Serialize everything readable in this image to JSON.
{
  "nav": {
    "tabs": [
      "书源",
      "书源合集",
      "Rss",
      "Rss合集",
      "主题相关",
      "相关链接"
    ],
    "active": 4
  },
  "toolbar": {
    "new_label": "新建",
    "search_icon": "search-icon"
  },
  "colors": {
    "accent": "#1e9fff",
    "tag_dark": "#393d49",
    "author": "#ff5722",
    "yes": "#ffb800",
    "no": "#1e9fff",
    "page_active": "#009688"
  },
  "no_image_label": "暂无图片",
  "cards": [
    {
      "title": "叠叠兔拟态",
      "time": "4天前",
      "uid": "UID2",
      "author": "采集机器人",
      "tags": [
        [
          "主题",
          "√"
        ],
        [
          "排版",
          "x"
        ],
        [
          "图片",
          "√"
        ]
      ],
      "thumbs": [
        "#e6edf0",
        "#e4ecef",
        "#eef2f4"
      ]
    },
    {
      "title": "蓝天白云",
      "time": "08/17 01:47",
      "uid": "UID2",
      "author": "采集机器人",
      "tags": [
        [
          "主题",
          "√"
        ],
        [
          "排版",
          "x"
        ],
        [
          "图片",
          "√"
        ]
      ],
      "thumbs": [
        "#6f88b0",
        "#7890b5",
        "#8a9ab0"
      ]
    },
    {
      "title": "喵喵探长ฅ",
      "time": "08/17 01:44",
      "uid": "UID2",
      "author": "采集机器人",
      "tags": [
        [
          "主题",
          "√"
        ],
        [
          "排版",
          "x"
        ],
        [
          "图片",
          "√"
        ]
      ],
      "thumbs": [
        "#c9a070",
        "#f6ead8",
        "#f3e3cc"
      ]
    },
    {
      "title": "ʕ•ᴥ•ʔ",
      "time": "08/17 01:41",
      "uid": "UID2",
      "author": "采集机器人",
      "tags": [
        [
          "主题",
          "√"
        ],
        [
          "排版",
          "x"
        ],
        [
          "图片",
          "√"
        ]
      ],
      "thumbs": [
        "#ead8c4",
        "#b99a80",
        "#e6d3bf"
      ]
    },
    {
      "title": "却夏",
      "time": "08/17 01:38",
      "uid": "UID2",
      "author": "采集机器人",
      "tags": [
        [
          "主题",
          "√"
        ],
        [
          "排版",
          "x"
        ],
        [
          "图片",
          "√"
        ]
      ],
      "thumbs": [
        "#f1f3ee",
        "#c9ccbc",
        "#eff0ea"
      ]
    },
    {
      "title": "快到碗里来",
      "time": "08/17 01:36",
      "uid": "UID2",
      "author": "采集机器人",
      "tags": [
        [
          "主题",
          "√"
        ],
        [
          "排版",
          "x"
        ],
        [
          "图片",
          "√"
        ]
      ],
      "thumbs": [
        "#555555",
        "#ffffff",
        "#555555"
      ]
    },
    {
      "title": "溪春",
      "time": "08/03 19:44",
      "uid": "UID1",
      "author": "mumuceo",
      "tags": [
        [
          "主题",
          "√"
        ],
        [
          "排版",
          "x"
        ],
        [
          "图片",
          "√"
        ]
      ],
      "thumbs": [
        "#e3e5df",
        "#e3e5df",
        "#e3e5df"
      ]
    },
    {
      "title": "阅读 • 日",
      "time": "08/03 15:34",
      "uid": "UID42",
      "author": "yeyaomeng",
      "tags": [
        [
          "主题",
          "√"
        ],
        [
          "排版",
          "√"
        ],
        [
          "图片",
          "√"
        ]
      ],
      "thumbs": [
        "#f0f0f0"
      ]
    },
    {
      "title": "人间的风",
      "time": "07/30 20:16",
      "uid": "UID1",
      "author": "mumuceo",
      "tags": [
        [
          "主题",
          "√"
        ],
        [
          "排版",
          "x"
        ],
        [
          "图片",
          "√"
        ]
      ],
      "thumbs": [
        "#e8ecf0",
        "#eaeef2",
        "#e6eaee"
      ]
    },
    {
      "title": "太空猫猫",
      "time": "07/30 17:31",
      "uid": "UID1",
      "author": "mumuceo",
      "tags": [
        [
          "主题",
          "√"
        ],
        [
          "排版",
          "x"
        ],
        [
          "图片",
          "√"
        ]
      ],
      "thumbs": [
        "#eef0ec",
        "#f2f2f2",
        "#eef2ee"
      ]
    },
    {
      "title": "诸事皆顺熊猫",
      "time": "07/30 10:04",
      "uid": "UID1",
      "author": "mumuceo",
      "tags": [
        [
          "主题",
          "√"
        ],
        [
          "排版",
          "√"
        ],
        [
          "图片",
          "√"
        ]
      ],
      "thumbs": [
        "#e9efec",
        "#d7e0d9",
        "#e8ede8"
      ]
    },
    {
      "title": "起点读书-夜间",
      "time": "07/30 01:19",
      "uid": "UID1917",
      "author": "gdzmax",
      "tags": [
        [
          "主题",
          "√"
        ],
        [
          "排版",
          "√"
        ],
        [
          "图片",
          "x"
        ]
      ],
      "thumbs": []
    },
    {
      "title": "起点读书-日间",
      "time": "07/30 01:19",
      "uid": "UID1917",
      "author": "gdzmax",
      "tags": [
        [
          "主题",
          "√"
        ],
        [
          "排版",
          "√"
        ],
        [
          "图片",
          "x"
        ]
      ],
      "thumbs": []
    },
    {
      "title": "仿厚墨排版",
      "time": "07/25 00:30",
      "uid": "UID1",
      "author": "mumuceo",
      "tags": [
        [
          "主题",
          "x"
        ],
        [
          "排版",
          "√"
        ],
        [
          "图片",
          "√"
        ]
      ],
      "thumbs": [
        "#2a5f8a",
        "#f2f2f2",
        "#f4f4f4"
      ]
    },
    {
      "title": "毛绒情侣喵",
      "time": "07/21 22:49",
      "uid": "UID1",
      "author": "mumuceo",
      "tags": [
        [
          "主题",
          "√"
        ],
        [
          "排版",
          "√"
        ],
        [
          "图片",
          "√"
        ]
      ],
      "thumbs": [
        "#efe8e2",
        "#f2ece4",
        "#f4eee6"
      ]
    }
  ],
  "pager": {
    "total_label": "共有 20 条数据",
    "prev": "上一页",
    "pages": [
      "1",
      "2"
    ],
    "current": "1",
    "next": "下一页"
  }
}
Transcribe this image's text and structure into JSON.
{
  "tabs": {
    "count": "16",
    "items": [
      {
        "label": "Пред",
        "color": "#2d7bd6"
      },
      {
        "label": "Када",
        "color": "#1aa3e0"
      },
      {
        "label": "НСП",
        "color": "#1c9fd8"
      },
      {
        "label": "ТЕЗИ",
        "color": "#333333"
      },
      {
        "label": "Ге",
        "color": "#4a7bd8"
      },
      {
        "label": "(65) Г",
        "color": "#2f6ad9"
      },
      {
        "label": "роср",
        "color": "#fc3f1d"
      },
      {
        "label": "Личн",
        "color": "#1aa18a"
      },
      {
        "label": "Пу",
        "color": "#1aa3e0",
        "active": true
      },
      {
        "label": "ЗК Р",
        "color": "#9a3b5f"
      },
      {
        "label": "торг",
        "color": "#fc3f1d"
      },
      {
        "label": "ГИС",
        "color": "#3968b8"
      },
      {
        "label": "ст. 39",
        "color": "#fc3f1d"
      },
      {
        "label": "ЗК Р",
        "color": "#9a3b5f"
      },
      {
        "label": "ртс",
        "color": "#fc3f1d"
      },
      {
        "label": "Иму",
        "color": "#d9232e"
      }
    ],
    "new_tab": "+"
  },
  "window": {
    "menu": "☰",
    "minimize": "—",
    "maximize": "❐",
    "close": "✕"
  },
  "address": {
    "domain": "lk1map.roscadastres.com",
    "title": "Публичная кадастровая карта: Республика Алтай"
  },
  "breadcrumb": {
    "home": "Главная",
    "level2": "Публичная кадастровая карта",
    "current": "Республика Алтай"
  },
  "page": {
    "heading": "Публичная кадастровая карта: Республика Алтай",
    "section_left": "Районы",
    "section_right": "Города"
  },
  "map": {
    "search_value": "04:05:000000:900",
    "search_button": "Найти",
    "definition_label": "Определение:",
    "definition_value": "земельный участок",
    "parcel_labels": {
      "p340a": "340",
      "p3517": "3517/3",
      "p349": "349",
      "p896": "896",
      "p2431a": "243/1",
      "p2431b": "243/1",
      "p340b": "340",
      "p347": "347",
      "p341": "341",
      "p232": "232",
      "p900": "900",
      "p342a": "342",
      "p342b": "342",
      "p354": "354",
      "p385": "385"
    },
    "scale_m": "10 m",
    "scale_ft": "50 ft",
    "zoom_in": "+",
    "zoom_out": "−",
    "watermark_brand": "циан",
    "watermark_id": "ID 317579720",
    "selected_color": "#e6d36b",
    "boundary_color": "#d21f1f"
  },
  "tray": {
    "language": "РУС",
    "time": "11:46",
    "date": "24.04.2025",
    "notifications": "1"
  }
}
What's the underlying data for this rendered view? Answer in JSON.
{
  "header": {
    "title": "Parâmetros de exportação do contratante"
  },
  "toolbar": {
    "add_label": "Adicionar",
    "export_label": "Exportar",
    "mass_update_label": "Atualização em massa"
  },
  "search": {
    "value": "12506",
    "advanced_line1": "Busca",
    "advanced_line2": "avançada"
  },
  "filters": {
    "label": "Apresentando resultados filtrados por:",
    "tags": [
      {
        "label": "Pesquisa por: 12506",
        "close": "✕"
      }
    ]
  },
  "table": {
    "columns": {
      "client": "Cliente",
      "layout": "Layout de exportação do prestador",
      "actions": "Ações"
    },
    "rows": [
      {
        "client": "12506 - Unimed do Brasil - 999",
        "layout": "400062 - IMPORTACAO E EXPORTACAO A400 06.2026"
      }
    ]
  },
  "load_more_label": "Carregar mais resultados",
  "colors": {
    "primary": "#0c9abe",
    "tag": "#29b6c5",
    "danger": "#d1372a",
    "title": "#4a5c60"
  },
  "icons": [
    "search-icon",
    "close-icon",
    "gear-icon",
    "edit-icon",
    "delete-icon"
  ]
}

-- Written request --
Starting with the line that contains "What's the underlying", repeat each line through the last one exactly as it appears. Include both ends and nothing more.

-- Right answer --
What's the underlying data for this rendered view? Answer in JSON.
{
  "header": {
    "title": "Parâmetros de exportação do contratante"
  },
  "toolbar": {
    "add_label": "Adicionar",
    "export_label": "Exportar",
    "mass_update_label": "Atualização em massa"
  },
  "search": {
    "value": "12506",
    "advanced_line1": "Busca",
    "advanced_line2": "avançada"
  },
  "filters": {
    "label": "Apresentando resultados filtrados por:",
    "tags": [
      {
        "label": "Pesquisa por: 12506",
        "close": "✕"
      }
    ]
  },
  "table": {
    "columns": {
      "client": "Cliente",
      "layout": "Layout de exportação do prestador",
      "actions": "Ações"
    },
    "rows": [
      {
        "client": "12506 - Unimed do Brasil - 999",
        "layout": "400062 - IMPORTACAO E EXPORTACAO A400 06.2026"
      }
    ]
  },
  "load_more_label": "Carregar mais resultados",
  "colors": {
    "primary": "#0c9abe",
    "tag": "#29b6c5",
    "danger": "#d1372a",
    "title": "#4a5c60"
  },
  "icons": [
    "search-icon",
    "close-icon",
    "gear-icon",
    "edit-icon",
    "delete-icon"
  ]
}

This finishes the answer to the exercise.